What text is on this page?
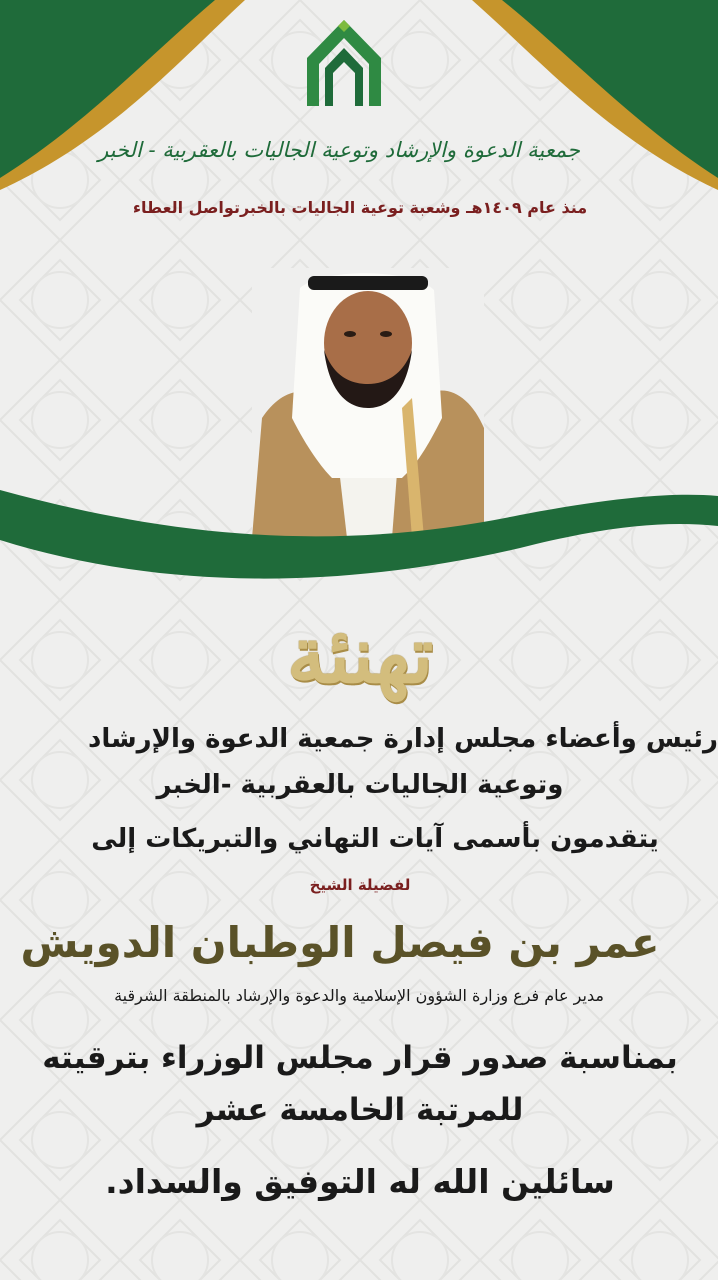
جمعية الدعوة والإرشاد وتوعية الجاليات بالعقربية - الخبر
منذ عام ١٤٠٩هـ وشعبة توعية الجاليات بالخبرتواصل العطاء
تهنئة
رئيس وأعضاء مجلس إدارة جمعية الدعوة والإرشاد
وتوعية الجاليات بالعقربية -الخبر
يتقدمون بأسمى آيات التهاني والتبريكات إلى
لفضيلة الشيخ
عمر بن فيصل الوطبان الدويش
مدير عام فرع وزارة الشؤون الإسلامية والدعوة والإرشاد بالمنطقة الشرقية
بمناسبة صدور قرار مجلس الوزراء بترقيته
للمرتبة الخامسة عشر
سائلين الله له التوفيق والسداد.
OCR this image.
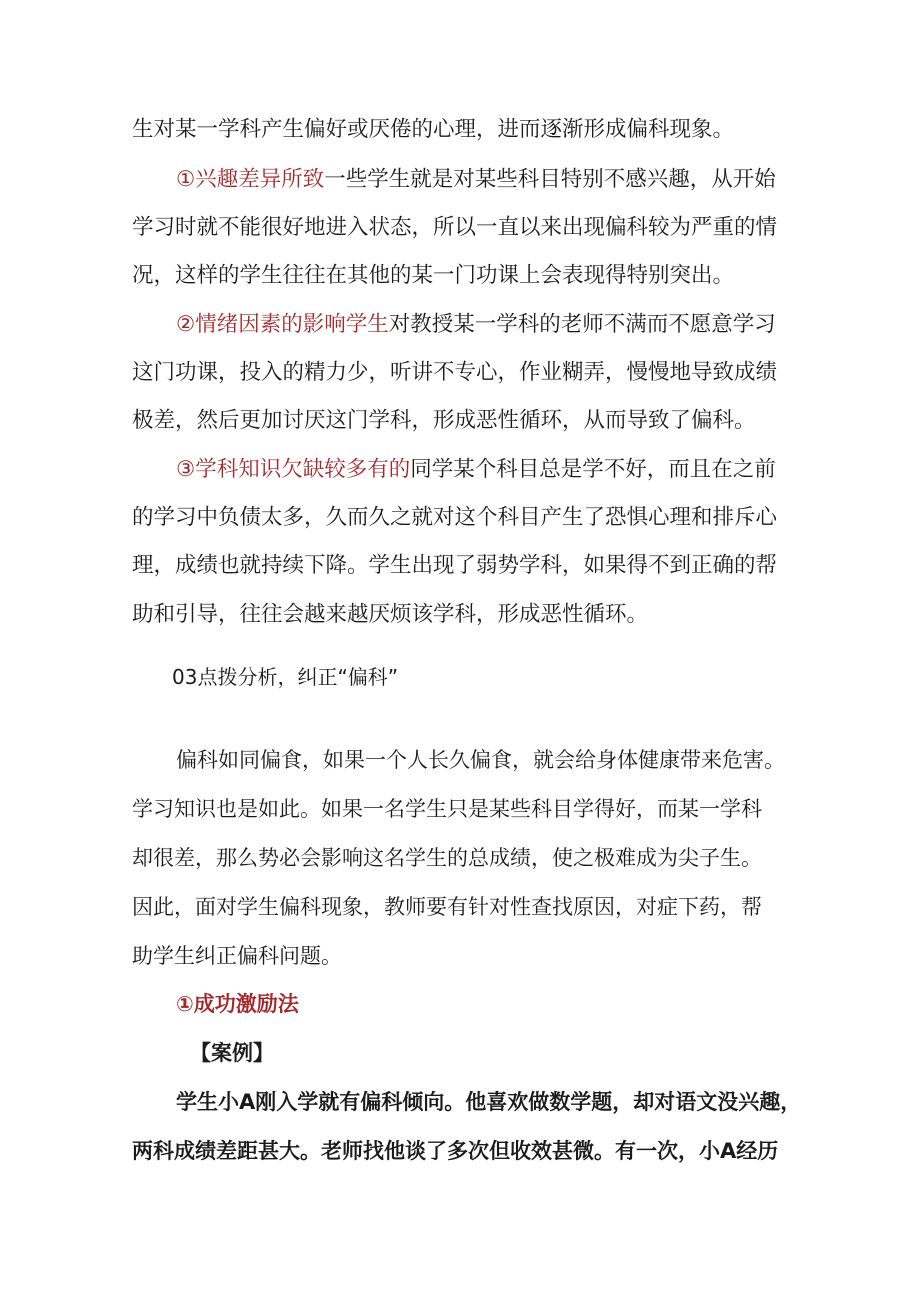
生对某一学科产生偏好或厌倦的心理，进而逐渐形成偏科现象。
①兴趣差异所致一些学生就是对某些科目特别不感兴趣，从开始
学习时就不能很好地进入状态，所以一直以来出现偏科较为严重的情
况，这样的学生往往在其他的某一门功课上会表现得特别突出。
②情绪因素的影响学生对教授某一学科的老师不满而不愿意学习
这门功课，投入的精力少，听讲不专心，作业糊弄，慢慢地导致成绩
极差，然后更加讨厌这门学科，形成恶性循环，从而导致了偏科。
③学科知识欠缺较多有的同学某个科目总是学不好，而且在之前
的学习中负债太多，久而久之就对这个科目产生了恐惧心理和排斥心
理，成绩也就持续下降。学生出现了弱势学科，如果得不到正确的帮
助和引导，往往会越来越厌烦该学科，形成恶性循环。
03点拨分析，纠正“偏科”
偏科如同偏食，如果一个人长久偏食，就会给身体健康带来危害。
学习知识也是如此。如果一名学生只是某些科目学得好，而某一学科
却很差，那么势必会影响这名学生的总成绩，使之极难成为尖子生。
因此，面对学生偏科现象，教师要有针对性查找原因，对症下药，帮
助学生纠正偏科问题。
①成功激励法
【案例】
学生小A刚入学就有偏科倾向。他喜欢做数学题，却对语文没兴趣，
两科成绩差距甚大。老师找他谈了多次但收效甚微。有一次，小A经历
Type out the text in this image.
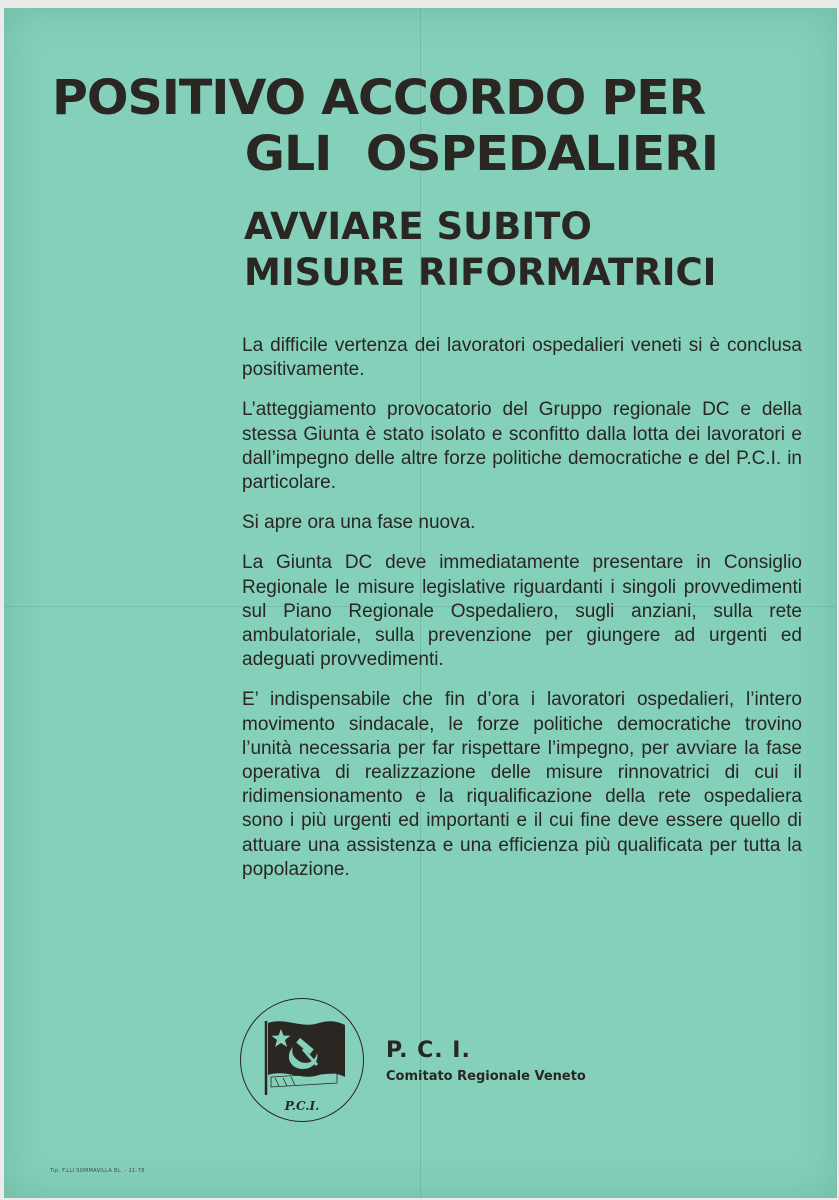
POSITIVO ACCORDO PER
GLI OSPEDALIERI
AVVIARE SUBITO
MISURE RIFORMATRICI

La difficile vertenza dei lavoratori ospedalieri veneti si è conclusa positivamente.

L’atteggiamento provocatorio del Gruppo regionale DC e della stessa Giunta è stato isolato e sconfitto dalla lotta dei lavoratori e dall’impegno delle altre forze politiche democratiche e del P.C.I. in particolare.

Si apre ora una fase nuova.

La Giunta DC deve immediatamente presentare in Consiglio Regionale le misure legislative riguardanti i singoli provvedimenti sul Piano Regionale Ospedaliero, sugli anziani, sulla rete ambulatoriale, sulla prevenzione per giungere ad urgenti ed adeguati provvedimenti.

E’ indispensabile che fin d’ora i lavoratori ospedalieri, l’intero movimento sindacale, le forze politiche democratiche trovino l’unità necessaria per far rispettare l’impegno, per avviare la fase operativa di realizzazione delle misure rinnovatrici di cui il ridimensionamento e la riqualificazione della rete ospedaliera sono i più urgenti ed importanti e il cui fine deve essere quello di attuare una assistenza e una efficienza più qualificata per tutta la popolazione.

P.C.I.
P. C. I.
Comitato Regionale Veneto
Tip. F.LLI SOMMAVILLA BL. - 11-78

***

- Written request -
Within the material above, find the lines that contain the word "forze"; copy them.

- Reply to the task -
L’atteggiamento provocatorio del Gruppo regionale DC e della stessa Giunta è stato isolato e sconfitto dalla lotta dei lavoratori e dall’impegno delle altre forze politiche democratiche e del P.C.I. in particolare.
E’ indispensabile che fin d’ora i lavoratori ospedalieri, l’intero movimento sindacale, le forze politiche democratiche trovino l’unità necessaria per far rispettare l’impegno, per avviare la fase operativa di realizzazione delle misure rinnovatrici di cui il ridimensionamento e la riqualificazione della rete ospedaliera sono i più urgenti ed importanti e il cui fine deve essere quello di attuare una assistenza e una efficienza più qualificata per tutta la popolazione.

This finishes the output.